● GIVEN PROBLEM
Filter the data for lines with the word "text", then copy every line so identified.

● EXERCISE MATERIALS
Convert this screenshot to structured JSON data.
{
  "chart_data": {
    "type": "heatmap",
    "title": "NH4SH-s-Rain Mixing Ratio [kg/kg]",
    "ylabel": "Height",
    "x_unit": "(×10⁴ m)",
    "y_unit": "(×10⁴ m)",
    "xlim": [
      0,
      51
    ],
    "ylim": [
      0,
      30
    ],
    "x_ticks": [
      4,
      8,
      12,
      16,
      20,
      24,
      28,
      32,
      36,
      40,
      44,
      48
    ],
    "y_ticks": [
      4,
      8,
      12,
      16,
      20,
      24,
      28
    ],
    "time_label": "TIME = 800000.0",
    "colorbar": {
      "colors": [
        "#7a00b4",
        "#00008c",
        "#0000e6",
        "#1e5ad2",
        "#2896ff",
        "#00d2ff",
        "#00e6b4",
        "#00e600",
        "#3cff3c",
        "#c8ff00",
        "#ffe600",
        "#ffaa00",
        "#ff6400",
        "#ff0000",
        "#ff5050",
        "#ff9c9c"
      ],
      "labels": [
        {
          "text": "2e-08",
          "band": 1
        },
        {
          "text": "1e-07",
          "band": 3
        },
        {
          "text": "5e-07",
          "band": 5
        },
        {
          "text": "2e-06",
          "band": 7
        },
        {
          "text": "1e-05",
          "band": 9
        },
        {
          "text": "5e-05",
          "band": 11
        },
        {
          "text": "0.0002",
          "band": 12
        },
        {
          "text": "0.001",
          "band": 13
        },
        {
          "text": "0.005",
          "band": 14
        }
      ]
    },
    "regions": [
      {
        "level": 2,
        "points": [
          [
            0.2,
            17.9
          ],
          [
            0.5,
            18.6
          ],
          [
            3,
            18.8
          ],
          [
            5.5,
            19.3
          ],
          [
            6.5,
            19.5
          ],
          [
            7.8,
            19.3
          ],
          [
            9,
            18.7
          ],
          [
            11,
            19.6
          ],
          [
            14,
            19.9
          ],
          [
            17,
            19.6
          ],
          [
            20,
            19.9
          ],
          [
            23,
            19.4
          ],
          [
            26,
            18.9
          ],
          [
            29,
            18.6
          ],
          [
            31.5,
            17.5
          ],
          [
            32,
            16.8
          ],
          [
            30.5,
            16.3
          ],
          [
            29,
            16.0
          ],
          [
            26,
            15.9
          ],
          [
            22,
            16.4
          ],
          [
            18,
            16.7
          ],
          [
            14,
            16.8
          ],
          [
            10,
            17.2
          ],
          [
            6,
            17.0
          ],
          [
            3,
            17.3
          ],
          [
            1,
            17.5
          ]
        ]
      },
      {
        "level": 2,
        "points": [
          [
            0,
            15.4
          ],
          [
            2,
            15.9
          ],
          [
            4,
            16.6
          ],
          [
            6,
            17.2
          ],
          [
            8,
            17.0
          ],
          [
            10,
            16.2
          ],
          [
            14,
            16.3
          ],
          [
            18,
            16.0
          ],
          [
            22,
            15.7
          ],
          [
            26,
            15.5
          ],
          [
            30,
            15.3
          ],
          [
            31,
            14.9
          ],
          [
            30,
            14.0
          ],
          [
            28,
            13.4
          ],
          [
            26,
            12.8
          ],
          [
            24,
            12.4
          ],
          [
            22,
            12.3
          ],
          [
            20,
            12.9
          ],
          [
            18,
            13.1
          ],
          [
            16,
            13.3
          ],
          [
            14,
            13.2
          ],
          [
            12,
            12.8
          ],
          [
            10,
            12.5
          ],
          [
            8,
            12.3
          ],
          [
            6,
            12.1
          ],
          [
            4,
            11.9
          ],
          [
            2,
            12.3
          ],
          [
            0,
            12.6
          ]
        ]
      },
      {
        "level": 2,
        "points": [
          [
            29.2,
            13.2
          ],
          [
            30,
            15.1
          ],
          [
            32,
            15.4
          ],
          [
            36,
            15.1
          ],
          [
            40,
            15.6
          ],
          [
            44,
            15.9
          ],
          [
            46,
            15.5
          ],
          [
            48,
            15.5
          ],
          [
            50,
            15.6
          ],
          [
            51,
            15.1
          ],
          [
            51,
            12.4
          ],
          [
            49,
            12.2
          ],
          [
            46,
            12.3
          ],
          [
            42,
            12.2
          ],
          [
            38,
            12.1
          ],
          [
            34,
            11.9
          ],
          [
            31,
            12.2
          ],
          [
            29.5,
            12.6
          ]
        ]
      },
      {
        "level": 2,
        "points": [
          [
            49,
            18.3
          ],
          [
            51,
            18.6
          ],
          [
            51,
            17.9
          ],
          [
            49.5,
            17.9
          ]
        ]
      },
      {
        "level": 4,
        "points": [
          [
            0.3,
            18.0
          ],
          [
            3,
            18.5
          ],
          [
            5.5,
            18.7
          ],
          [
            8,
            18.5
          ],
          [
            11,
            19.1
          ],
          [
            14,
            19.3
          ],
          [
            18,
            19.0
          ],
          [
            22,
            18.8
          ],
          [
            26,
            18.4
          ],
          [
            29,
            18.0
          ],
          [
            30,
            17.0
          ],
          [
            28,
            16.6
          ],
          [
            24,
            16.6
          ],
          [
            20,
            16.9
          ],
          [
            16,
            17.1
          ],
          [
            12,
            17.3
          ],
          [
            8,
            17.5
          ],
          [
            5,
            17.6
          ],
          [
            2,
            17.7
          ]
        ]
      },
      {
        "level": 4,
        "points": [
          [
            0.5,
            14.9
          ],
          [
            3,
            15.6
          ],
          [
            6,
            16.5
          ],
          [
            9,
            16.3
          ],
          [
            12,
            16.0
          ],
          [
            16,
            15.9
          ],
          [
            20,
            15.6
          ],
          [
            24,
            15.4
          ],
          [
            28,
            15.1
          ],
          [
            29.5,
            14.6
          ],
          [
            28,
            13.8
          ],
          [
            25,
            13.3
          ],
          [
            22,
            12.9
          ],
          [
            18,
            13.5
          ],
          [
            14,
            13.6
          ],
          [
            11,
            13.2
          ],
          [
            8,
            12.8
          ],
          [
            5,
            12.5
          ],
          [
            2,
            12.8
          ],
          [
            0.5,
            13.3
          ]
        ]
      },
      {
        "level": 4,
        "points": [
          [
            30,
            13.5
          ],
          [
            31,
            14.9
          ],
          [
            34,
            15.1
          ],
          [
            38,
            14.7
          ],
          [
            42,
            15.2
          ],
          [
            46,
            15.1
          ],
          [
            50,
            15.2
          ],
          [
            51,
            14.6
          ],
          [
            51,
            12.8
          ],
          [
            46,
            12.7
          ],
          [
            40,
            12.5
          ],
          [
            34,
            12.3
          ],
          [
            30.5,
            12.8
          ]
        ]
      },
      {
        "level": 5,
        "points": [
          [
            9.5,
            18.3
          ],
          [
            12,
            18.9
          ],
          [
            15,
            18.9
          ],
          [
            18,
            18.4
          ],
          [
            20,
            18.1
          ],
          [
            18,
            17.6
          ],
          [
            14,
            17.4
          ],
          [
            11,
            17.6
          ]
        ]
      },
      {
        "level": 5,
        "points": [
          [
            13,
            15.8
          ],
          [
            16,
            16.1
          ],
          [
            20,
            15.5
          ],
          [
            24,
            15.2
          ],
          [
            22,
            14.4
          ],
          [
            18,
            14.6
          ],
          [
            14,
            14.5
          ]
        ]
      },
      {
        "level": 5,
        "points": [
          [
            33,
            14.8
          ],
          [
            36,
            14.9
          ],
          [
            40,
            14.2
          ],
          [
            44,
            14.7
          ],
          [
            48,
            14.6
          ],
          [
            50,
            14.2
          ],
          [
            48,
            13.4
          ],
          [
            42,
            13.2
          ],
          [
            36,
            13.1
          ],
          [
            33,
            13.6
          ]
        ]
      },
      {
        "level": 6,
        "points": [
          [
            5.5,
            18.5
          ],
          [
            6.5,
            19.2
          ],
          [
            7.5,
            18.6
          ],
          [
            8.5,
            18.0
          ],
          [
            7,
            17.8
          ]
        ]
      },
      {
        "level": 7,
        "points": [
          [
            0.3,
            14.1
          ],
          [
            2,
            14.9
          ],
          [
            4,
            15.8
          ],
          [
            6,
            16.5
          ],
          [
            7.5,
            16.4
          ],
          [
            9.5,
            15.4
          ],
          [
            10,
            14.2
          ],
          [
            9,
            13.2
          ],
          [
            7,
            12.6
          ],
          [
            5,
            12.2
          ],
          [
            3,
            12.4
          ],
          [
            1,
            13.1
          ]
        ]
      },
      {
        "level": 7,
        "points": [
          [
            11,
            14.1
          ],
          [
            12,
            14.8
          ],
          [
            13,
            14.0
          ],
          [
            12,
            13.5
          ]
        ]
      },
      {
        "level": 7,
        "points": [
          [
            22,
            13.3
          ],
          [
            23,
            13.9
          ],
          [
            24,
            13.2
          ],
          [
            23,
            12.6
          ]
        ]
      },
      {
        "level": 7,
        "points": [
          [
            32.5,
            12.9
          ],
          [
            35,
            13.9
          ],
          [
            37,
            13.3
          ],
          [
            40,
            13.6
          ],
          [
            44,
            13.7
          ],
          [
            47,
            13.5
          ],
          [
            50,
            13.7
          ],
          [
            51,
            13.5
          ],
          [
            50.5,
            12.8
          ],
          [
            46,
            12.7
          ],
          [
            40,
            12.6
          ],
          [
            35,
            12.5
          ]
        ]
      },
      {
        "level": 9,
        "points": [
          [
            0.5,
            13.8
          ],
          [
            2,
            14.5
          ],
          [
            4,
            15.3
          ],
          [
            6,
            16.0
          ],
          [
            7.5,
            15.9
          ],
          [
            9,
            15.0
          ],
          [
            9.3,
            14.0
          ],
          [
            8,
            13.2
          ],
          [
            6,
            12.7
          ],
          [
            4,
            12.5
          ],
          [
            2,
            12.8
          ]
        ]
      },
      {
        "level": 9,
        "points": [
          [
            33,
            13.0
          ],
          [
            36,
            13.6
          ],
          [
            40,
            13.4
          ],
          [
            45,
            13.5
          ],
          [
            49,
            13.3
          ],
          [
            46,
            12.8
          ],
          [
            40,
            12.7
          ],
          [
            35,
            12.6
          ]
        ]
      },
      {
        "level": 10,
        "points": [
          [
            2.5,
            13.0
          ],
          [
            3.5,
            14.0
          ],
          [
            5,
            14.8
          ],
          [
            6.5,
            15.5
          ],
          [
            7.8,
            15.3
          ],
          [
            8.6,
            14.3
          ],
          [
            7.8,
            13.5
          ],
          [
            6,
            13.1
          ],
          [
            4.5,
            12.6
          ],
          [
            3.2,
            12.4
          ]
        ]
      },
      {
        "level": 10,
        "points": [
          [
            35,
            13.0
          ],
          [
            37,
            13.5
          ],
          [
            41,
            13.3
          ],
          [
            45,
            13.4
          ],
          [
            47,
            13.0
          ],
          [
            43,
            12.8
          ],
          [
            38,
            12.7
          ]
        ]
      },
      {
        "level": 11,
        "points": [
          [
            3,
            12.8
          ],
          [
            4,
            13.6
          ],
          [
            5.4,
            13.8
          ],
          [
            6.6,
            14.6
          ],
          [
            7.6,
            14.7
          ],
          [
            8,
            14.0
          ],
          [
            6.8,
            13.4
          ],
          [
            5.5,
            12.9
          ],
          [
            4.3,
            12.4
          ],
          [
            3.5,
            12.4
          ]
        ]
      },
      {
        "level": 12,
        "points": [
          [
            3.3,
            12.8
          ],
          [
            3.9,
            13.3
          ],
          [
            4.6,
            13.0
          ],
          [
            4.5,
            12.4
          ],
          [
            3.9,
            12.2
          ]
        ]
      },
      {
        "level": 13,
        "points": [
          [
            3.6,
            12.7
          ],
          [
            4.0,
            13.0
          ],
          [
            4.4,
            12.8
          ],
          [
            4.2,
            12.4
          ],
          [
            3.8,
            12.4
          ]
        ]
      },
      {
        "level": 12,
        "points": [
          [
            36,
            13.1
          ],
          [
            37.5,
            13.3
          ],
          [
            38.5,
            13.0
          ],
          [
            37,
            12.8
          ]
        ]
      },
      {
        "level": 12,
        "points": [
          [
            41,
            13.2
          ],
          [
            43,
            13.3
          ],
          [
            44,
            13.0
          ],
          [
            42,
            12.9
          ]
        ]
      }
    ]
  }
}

● SOLUTION
          "text": "2e-08",
          "text": "1e-07",
          "text": "5e-07",
          "text": "2e-06",
          "text": "1e-05",
          "text": "5e-05",
          "text": "0.0002",
          "text": "0.001",
          "text": "0.005",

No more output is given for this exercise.